PROBLEM DETAILS: Check every line below for the word "frac" and copy the ones that have it.

[Dataset entries]
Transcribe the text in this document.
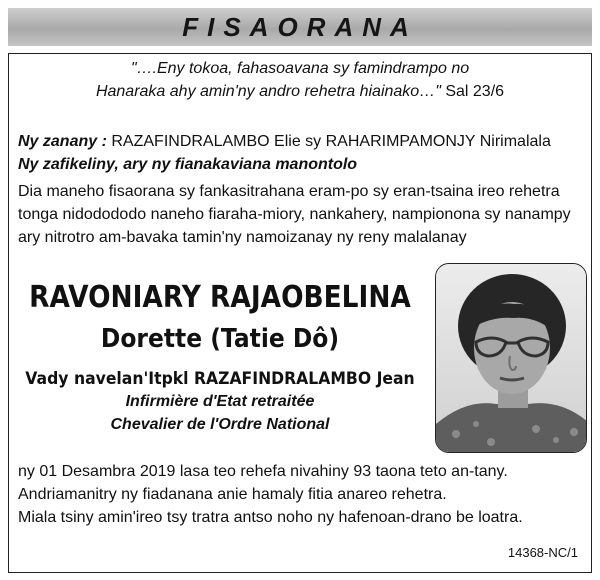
FISAORANA
"….Eny tokoa, fahasoavana sy famindrampo no
Hanaraka ahy amin'ny andro rehetra hiainako…" Sal 23/6
Ny zanany : RAZAFINDRALAMBO Elie sy RAHARIMPAMONJY Nirimalala
Ny zafikeliny, ary ny fianakaviana manontolo
Dia maneho fisaorana sy fankasitrahana eram-po sy eran-tsaina ireo rehetra tonga nidodododo naneho fiaraha-miory, nankahery, nampionona sy nanampy ary nitrotro am-bavaka tamin'ny namoizanay ny reny malalanay
RAVONIARY RAJAOBELINA
Dorette (Tatie Dô)
Vady navelan'Itpkl RAZAFINDRALAMBO Jean
Infirmière d'Etat retraitée
Chevalier de l'Ordre National
ny 01 Desambra 2019 lasa teo rehefa nivahiny 93 taona teto an-tany.
Andriamanitry ny fiadanana anie hamaly fitia anareo rehetra.
Miala tsiny amin'ireo tsy tratra antso noho ny hafenoan-drano be loatra.
14368-NC/1
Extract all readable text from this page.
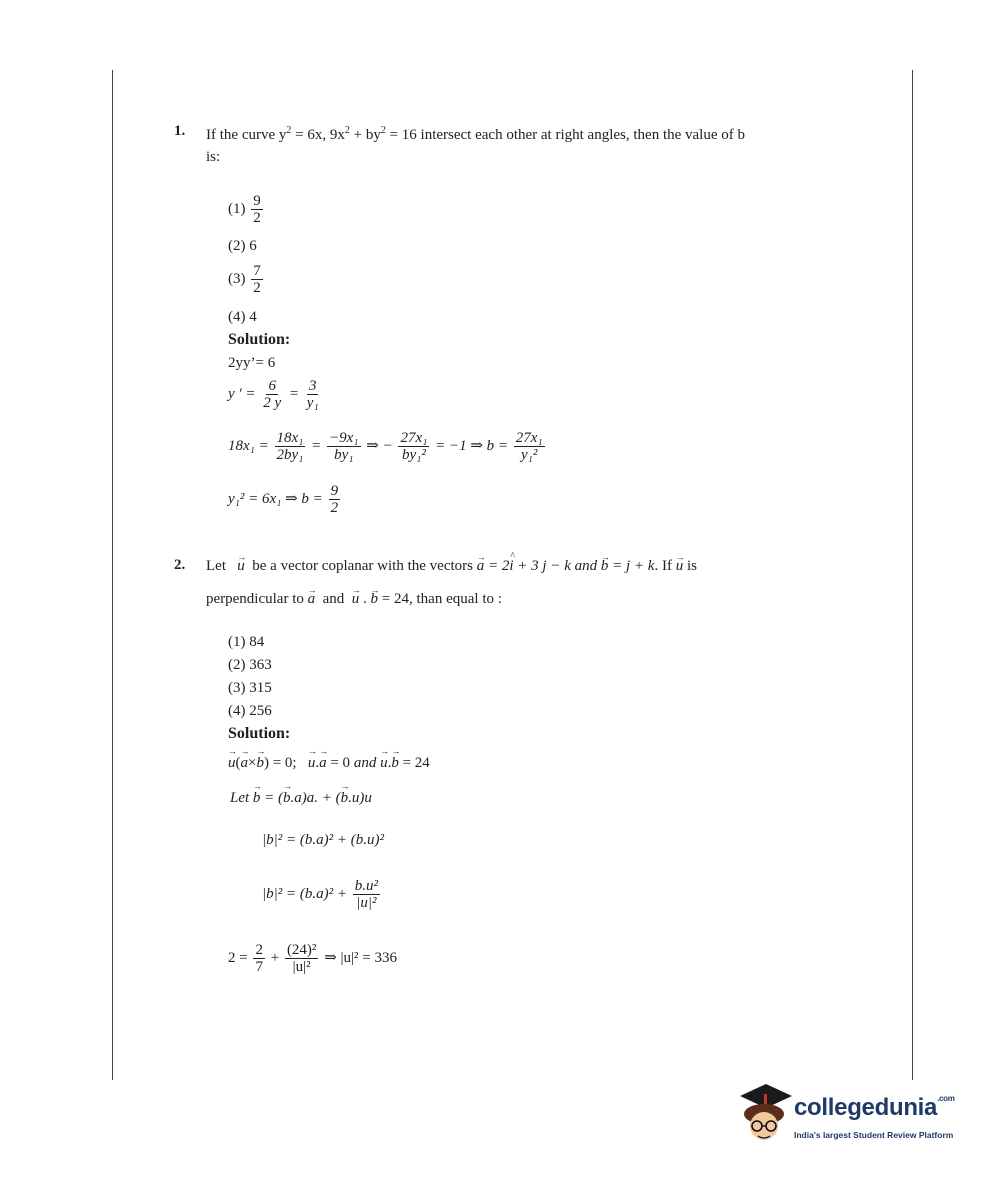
1. If the curve $y^2 = 6x$, $9x^2 + by^2 = 16$ intersect each other at right angles, then the value of b
is:
$(1) \frac{9}{2}$
(2) 6
$(3) \frac{7}{2}$
(4) 4
Solution:
2yy’= 6
y ' = $\frac{6}{2 y} = \frac{3}{\text{y₁}}$
$18x_1 = \frac{\text{18x₁}}{\text{2by₁}} = \frac{\text{−9x₁}}{\text{by₁}}$ ⇒ − $\frac{\text{27x₁}}{\text{by₁²}} = -1$ ⇒ $b = \frac{\text{27x₁}}{\text{y₁²}}$
y₁² = 6x₁ ⇒ $b = \frac{9}{2}$
2. Let → u be a vector coplanar with the vectors → a = 2^ i + 3 j − k and → b = j + k. If → u is
perpendicular to → a and → u . → b = 24, than equal to :
(1) 84
(2) 363
(3) 315
(4) 256
Solution:
→ u(→ a×→ b) = 0; → u.→ a = 0 and → u.→ b = 24
Let → b = (→ b.a)a. + (→ b.u)u
|b|² = (b.a)² + (b.u)²
$|b|^2 = (b.a)^2 + \frac{\text{b.u²}}{\text{|u|²}}$
$2 = \frac{2}{7} + \frac{\text{(24)²}}{\text{|u|²}}$ ⇒ |u|² = 336
collegedunia$^{.com}$
India's largest Student Review Platform
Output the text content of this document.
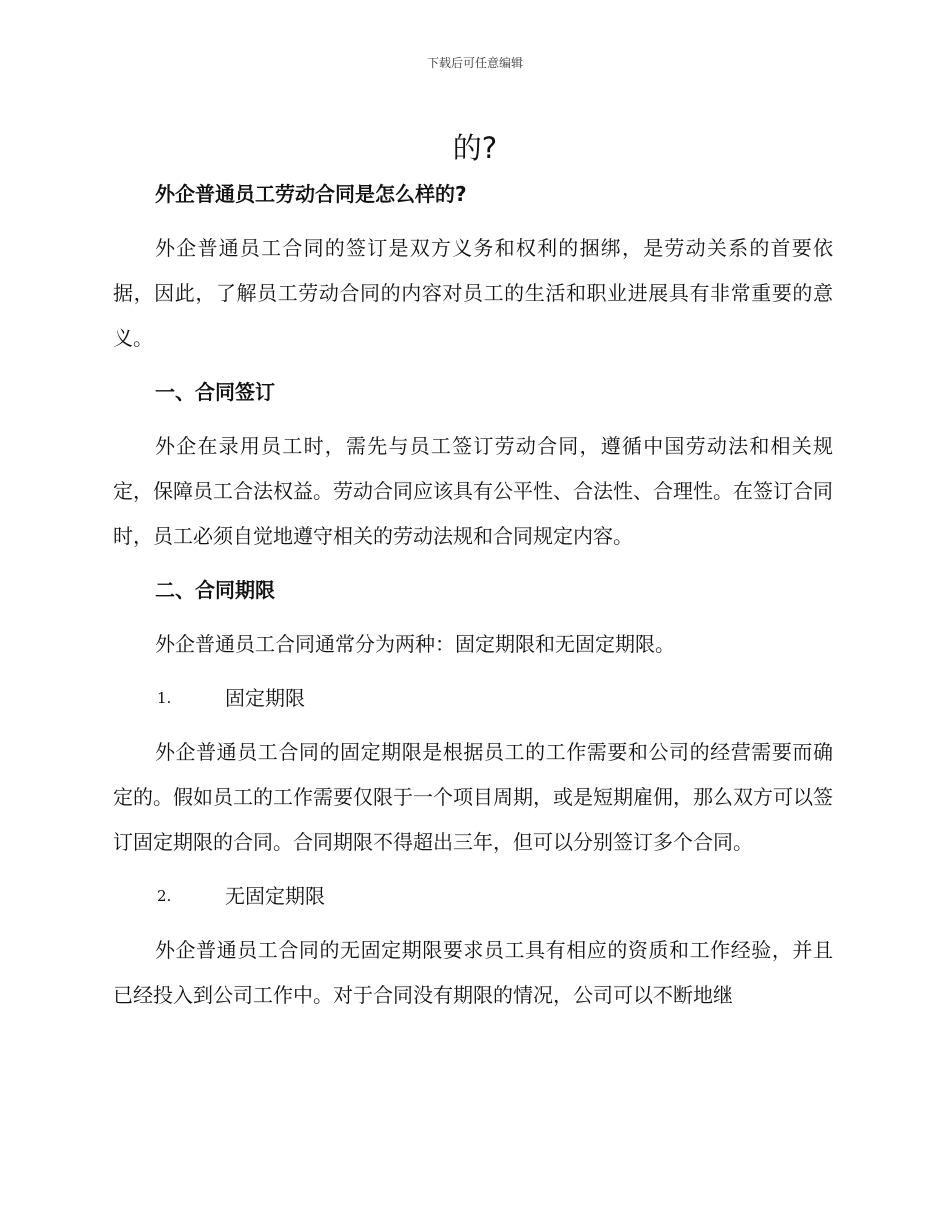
下载后可任意编辑
的?
外企普通员工劳动合同是怎么样的?

外企普通员工合同的签订是双方义务和权利的捆绑，是劳动关系的首要依据，因此，了解员工劳动合同的内容对员工的生活和职业进展具有非常重要的意义。

一、合同签订

外企在录用员工时，需先与员工签订劳动合同，遵循中国劳动法和相关规定，保障员工合法权益。劳动合同应该具有公平性、合法性、合理性。在签订合同时，员工必须自觉地遵守相关的劳动法规和合同规定内容。

二、合同期限

外企普通员工合同通常分为两种：固定期限和无固定期限。

1.	固定期限

外企普通员工合同的固定期限是根据员工的工作需要和公司的经营需要而确定的。假如员工的工作需要仅限于一个项目周期，或是短期雇佣，那么双方可以签订固定期限的合同。合同期限不得超出三年，但可以分别签订多个合同。

2.	无固定期限

外企普通员工合同的无固定期限要求员工具有相应的资质和工作经验，并且已经投入到公司工作中。对于合同没有期限的情况，公司可以不断地继
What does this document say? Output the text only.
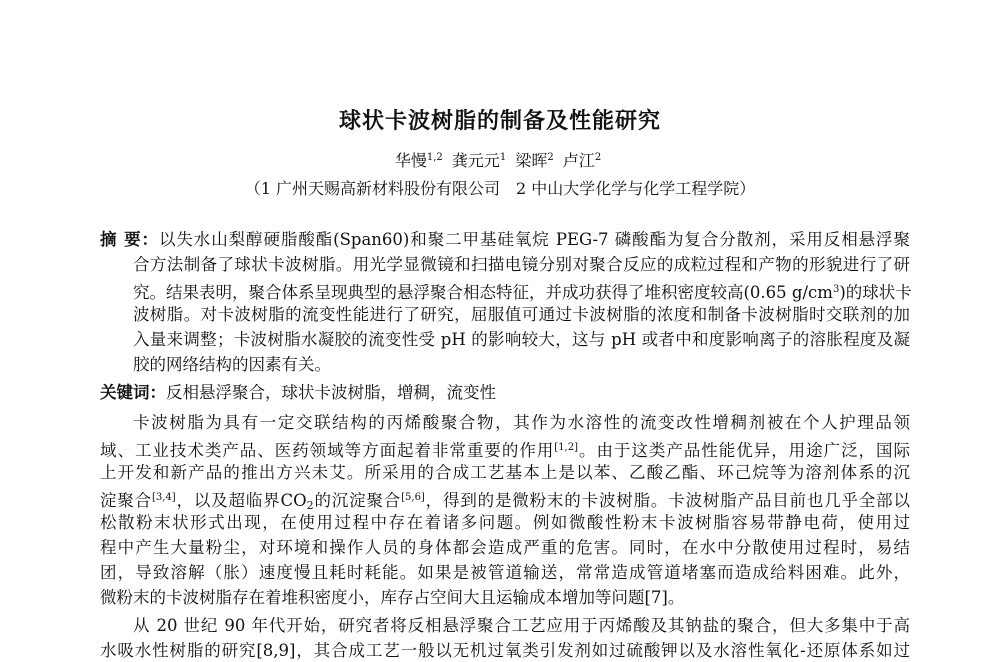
球状卡波树脂的制备及性能研究
华慢$^{1,2}$ 龚元元$^1$ 梁晖$^2$ 卢江$^2$
（1 广州天赐高新材料股份有限公司　2 中山大学化学与化学工程学院）
摘 要：以失水山梨醇硬脂酸酯(Span60)和聚二甲基硅氧烷 PEG-7 磷酸酯为复合分散剂，采用反相悬浮聚
合方法制备了球状卡波树脂。用光学显微镜和扫描电镜分别对聚合反应的成粒过程和产物的形貌进行了研
究。结果表明，聚合体系呈现典型的悬浮聚合相态特征，并成功获得了堆积密度较高(0.65 $g/cm^3$)的球状卡
波树脂。对卡波树脂的流变性能进行了研究，屈服值可通过卡波树脂的浓度和制备卡波树脂时交联剂的加
入量来调整；卡波树脂水凝胶的流变性受 pH 的影响较大，这与 pH 或者中和度影响离子的溶胀程度及凝
胶的网络结构的因素有关。
关键词：反相悬浮聚合，球状卡波树脂，增稠，流变性
卡波树脂为具有一定交联结构的丙烯酸聚合物，其作为水溶性的流变改性增稠剂被在个人护理品领
域、工业技术类产品、医药领域等方面起着非常重要的作用[1,2]。由于这类产品性能优异，用途广泛，国际
上开发和新产品的推出方兴未艾。所采用的合成工艺基本上是以苯、乙酸乙酯、环己烷等为溶剂体系的沉
淀聚合[3,4]，以及超临界$CO_2$的沉淀聚合[5,6]，得到的是微粉末的卡波树脂。卡波树脂产品目前也几乎全部以
松散粉末状形式出现，在使用过程中存在着诸多问题。例如微酸性粉末卡波树脂容易带静电荷，使用过
程中产生大量粉尘，对环境和操作人员的身体都会造成严重的危害。同时，在水中分散使用过程时，易结
团，导致溶解（胀）速度慢且耗时耗能。如果是被管道输送，常常造成管道堵塞而造成给料困难。此外，
微粉末的卡波树脂存在着堆积密度小，库存占空间大且运输成本增加等问题[7]。
从 20 世纪 90 年代开始，研究者将反相悬浮聚合工艺应用于丙烯酸及其钠盐的聚合，但大多集中于高
水吸水性树脂的研究[8,9]，其合成工艺一般以无机过氧类引发剂如过硫酸钾以及水溶性氧化-还原体系如过
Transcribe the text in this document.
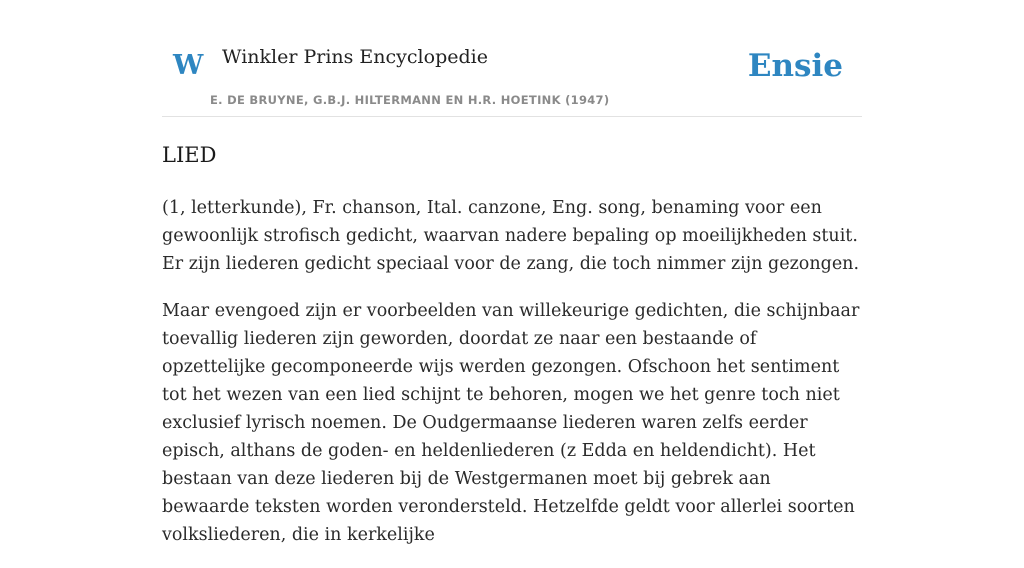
W Winkler Prins Encyclopedie
E. DE BRUYNE, G.B.J. HILTERMANN EN H.R. HOETINK (1947)
Ensie
LIED

(1, letterkunde), Fr. chanson, Ital. canzone, Eng. song, benaming voor een gewoonlijk strofisch gedicht, waarvan nadere bepaling op moeilijkheden stuit. Er zijn liederen gedicht speciaal voor de zang, die toch nimmer zijn gezongen.

Maar evengoed zijn er voorbeelden van willekeurige gedichten, die schijnbaar toevallig liederen zijn geworden, doordat ze naar een bestaande of opzettelijke gecomponeerde wijs werden gezongen. Ofschoon het sentiment tot het wezen van een lied schijnt te behoren, mogen we het genre toch niet exclusief lyrisch noemen. De Oudgermaanse liederen waren zelfs eerder episch, althans de goden- en heldenliederen (z Edda en heldendicht). Het bestaan van deze liederen bij de Westgermanen moet bij gebrek aan bewaarde teksten worden verondersteld. Hetzelfde geldt voor allerlei soorten volksliederen, die in kerkelijke
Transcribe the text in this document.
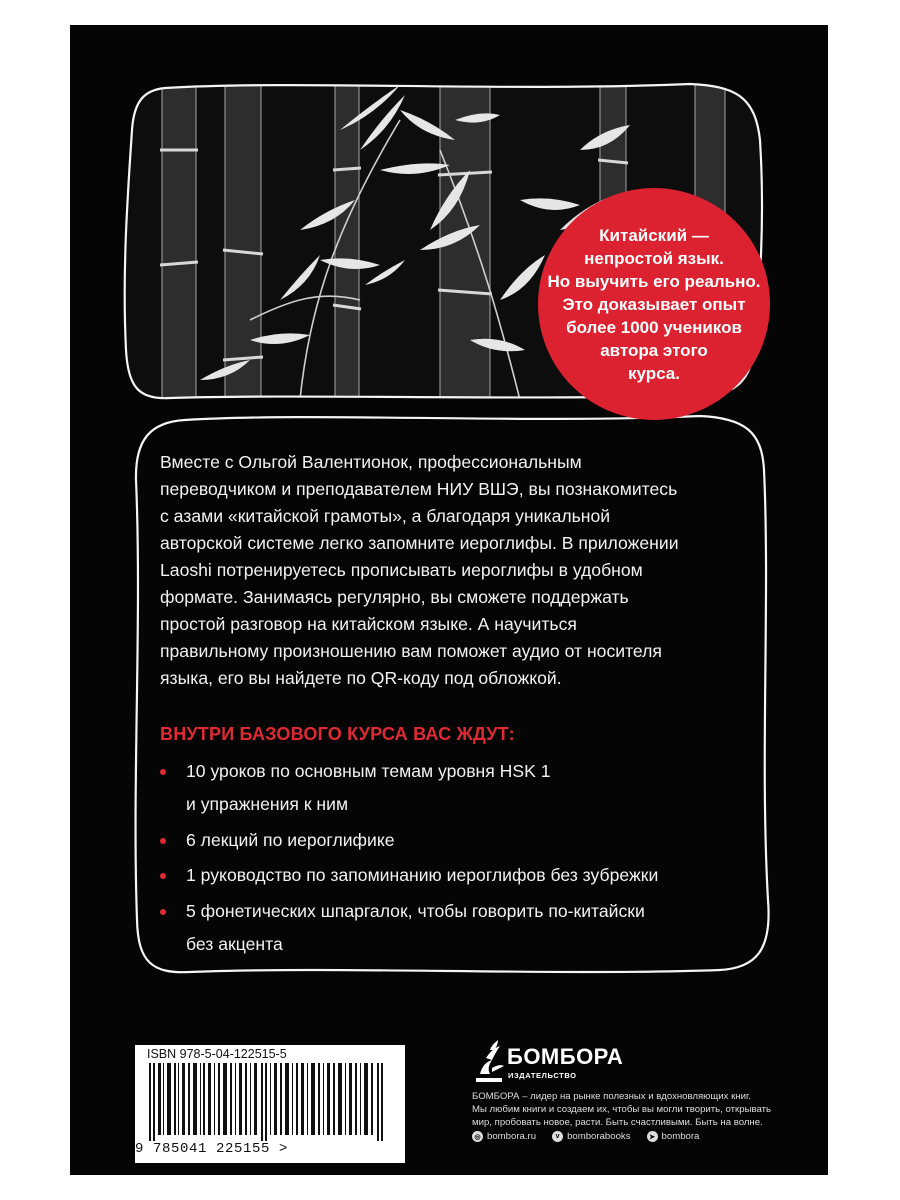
Китайский —
непростой язык.
Но выучить его реально.
Это доказывает опыт
более 1000 учеников
автора этого
курса.

Вместе с Ольгой Валентионок, профессиональным

переводчиком и преподавателем НИУ ВШЭ, вы познакомитесь

с азами «китайской грамоты», а благодаря уникальной

авторской системе легко запомните иероглифы. В приложении

Laoshi потренируетесь прописывать иероглифы в удобном

формате. Занимаясь регулярно, вы сможете поддержать

простой разговор на китайском языке. А научиться

правильному произношению вам поможет аудио от носителя

языка, его вы найдете по QR-коду под обложкой.

ВНУТРИ БАЗОВОГО КУРСА ВАС ЖДУТ:
10 уроков по основным темам уровня HSK 1
и упражнения к ним
6 лекций по иероглифике
1 руководство по запоминанию иероглифов без зубрежки
5 фонетических шпаргалок, чтобы говорить по-китайски
без акцента
ISBN 978-5-04-122515-5
9 785041 225155 >
БОМБОРА
ИЗДАТЕЛЬСТВО

БОМБОРА – лидер на рынке полезных и вдохновляющих книг.

Мы любим книги и создаем их, чтобы вы могли творить, открывать

мир, пробовать новое, расти. Быть счастливыми. Быть на волне.

◎ bombora.ru	v bomborabooks	➤ bombora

SOLVED EXERCISE:
$(1) \frac{9}{2}$
$(3) \frac{7}{2}$
y ' = $\frac{6}{2 y} = \frac{3}{\text{y₁}}$
$18x_1 = \frac{\text{18x₁}}{\text{2by₁}} = \frac{\text{−9x₁}}{\text{by₁}}$ ⇒ − $\frac{\text{27x₁}}{\text{by₁²}} = -1$ ⇒ $b = \frac{\text{27x₁}}{\text{y₁²}}$
y₁² = 6x₁ ⇒ $b = \frac{9}{2}$
$|b|^2 = (b.a)^2 + \frac{\text{b.u²}}{\text{|u|²}}$
$2 = \frac{2}{7} + \frac{\text{(24)²}}{\text{|u|²}}$ ⇒ |u|² = 336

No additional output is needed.